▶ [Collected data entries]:
»»

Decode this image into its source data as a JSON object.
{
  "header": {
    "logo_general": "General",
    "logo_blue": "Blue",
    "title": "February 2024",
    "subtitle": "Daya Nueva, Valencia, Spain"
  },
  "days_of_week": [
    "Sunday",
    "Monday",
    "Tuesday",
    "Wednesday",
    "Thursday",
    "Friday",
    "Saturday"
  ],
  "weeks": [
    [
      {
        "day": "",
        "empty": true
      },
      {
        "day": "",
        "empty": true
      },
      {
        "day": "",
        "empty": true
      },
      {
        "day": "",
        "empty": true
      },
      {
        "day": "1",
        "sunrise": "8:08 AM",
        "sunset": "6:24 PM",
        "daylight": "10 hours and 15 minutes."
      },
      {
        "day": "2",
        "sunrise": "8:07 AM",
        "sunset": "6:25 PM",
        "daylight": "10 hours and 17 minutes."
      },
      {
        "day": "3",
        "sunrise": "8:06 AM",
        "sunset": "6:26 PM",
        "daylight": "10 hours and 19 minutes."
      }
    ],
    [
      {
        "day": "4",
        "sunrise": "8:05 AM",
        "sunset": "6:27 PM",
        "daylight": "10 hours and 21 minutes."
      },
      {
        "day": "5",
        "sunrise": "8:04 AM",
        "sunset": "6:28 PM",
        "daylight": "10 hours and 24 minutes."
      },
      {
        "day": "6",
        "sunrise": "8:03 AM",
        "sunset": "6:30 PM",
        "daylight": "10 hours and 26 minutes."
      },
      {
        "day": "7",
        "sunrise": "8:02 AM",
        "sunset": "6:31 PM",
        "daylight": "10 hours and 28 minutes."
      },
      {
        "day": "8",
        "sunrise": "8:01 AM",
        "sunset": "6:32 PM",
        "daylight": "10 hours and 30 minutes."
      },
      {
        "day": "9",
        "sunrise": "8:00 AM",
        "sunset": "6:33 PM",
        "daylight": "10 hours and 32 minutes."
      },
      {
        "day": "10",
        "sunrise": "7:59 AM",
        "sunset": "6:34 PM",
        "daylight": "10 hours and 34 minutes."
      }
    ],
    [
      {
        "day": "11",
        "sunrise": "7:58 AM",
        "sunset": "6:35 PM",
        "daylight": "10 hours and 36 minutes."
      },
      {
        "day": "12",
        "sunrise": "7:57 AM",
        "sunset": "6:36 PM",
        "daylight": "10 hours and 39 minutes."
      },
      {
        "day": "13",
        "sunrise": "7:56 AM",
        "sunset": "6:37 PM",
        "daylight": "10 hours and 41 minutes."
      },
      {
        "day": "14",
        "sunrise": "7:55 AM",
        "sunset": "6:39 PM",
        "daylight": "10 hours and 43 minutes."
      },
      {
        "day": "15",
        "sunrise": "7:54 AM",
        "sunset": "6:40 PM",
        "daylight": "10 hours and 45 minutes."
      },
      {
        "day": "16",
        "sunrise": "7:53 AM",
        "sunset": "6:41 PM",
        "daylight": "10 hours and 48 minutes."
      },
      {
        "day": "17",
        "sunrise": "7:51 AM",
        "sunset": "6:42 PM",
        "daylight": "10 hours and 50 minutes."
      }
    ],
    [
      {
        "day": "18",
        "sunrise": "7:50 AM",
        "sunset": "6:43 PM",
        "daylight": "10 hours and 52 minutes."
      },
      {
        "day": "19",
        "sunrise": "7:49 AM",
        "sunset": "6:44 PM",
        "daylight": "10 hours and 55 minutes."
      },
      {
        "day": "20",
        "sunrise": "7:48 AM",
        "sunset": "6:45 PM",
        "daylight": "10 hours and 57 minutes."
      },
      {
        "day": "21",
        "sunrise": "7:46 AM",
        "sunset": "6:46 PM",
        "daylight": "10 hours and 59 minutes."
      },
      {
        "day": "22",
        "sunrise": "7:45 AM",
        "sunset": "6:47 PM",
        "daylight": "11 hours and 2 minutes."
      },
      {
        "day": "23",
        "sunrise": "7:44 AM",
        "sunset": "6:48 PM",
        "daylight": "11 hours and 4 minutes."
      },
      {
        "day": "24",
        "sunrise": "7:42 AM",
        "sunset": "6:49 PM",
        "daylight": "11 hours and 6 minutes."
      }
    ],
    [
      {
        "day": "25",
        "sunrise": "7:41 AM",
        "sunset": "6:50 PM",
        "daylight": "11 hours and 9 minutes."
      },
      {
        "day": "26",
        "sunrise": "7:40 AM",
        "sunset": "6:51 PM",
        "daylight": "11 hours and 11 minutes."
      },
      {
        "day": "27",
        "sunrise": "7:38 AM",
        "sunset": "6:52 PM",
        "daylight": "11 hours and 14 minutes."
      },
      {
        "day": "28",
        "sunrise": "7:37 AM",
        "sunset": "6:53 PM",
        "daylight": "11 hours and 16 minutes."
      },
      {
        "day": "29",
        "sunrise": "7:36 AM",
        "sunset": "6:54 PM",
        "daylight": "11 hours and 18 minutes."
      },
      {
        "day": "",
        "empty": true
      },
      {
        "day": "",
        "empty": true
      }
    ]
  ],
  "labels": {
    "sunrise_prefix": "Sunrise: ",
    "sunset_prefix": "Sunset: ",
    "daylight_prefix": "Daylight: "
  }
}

««

▶ [WHAT YOU WILL DO]: Set down the entries above again, word for word.

▶ [FINAL RESULT]:
Decode this image into its source data as a JSON object.
{
  "header": {
    "logo_general": "General",
    "logo_blue": "Blue",
    "title": "February 2024",
    "subtitle": "Daya Nueva, Valencia, Spain"
  },
  "days_of_week": [
    "Sunday",
    "Monday",
    "Tuesday",
    "Wednesday",
    "Thursday",
    "Friday",
    "Saturday"
  ],
  "weeks": [
    [
      {
        "day": "",
        "empty": true
      },
      {
        "day": "",
        "empty": true
      },
      {
        "day": "",
        "empty": true
      },
      {
        "day": "",
        "empty": true
      },
      {
        "day": "1",
        "sunrise": "8:08 AM",
        "sunset": "6:24 PM",
        "daylight": "10 hours and 15 minutes."
      },
      {
        "day": "2",
        "sunrise": "8:07 AM",
        "sunset": "6:25 PM",
        "daylight": "10 hours and 17 minutes."
      },
      {
        "day": "3",
        "sunrise": "8:06 AM",
        "sunset": "6:26 PM",
        "daylight": "10 hours and 19 minutes."
      }
    ],
    [
      {
        "day": "4",
        "sunrise": "8:05 AM",
        "sunset": "6:27 PM",
        "daylight": "10 hours and 21 minutes."
      },
      {
        "day": "5",
        "sunrise": "8:04 AM",
        "sunset": "6:28 PM",
        "daylight": "10 hours and 24 minutes."
      },
      {
        "day": "6",
        "sunrise": "8:03 AM",
        "sunset": "6:30 PM",
        "daylight": "10 hours and 26 minutes."
      },
      {
        "day": "7",
        "sunrise": "8:02 AM",
        "sunset": "6:31 PM",
        "daylight": "10 hours and 28 minutes."
      },
      {
        "day": "8",
        "sunrise": "8:01 AM",
        "sunset": "6:32 PM",
        "daylight": "10 hours and 30 minutes."
      },
      {
        "day": "9",
        "sunrise": "8:00 AM",
        "sunset": "6:33 PM",
        "daylight": "10 hours and 32 minutes."
      },
      {
        "day": "10",
        "sunrise": "7:59 AM",
        "sunset": "6:34 PM",
        "daylight": "10 hours and 34 minutes."
      }
    ],
    [
      {
        "day": "11",
        "sunrise": "7:58 AM",
        "sunset": "6:35 PM",
        "daylight": "10 hours and 36 minutes."
      },
      {
        "day": "12",
        "sunrise": "7:57 AM",
        "sunset": "6:36 PM",
        "daylight": "10 hours and 39 minutes."
      },
      {
        "day": "13",
        "sunrise": "7:56 AM",
        "sunset": "6:37 PM",
        "daylight": "10 hours and 41 minutes."
      },
      {
        "day": "14",
        "sunrise": "7:55 AM",
        "sunset": "6:39 PM",
        "daylight": "10 hours and 43 minutes."
      },
      {
        "day": "15",
        "sunrise": "7:54 AM",
        "sunset": "6:40 PM",
        "daylight": "10 hours and 45 minutes."
      },
      {
        "day": "16",
        "sunrise": "7:53 AM",
        "sunset": "6:41 PM",
        "daylight": "10 hours and 48 minutes."
      },
      {
        "day": "17",
        "sunrise": "7:51 AM",
        "sunset": "6:42 PM",
        "daylight": "10 hours and 50 minutes."
      }
    ],
    [
      {
        "day": "18",
        "sunrise": "7:50 AM",
        "sunset": "6:43 PM",
        "daylight": "10 hours and 52 minutes."
      },
      {
        "day": "19",
        "sunrise": "7:49 AM",
        "sunset": "6:44 PM",
        "daylight": "10 hours and 55 minutes."
      },
      {
        "day": "20",
        "sunrise": "7:48 AM",
        "sunset": "6:45 PM",
        "daylight": "10 hours and 57 minutes."
      },
      {
        "day": "21",
        "sunrise": "7:46 AM",
        "sunset": "6:46 PM",
        "daylight": "10 hours and 59 minutes."
      },
      {
        "day": "22",
        "sunrise": "7:45 AM",
        "sunset": "6:47 PM",
        "daylight": "11 hours and 2 minutes."
      },
      {
        "day": "23",
        "sunrise": "7:44 AM",
        "sunset": "6:48 PM",
        "daylight": "11 hours and 4 minutes."
      },
      {
        "day": "24",
        "sunrise": "7:42 AM",
        "sunset": "6:49 PM",
        "daylight": "11 hours and 6 minutes."
      }
    ],
    [
      {
        "day": "25",
        "sunrise": "7:41 AM",
        "sunset": "6:50 PM",
        "daylight": "11 hours and 9 minutes."
      },
      {
        "day": "26",
        "sunrise": "7:40 AM",
        "sunset": "6:51 PM",
        "daylight": "11 hours and 11 minutes."
      },
      {
        "day": "27",
        "sunrise": "7:38 AM",
        "sunset": "6:52 PM",
        "daylight": "11 hours and 14 minutes."
      },
      {
        "day": "28",
        "sunrise": "7:37 AM",
        "sunset": "6:53 PM",
        "daylight": "11 hours and 16 minutes."
      },
      {
        "day": "29",
        "sunrise": "7:36 AM",
        "sunset": "6:54 PM",
        "daylight": "11 hours and 18 minutes."
      },
      {
        "day": "",
        "empty": true
      },
      {
        "day": "",
        "empty": true
      }
    ]
  ],
  "labels": {
    "sunrise_prefix": "Sunrise: ",
    "sunset_prefix": "Sunset: ",
    "daylight_prefix": "Daylight: "
  }
}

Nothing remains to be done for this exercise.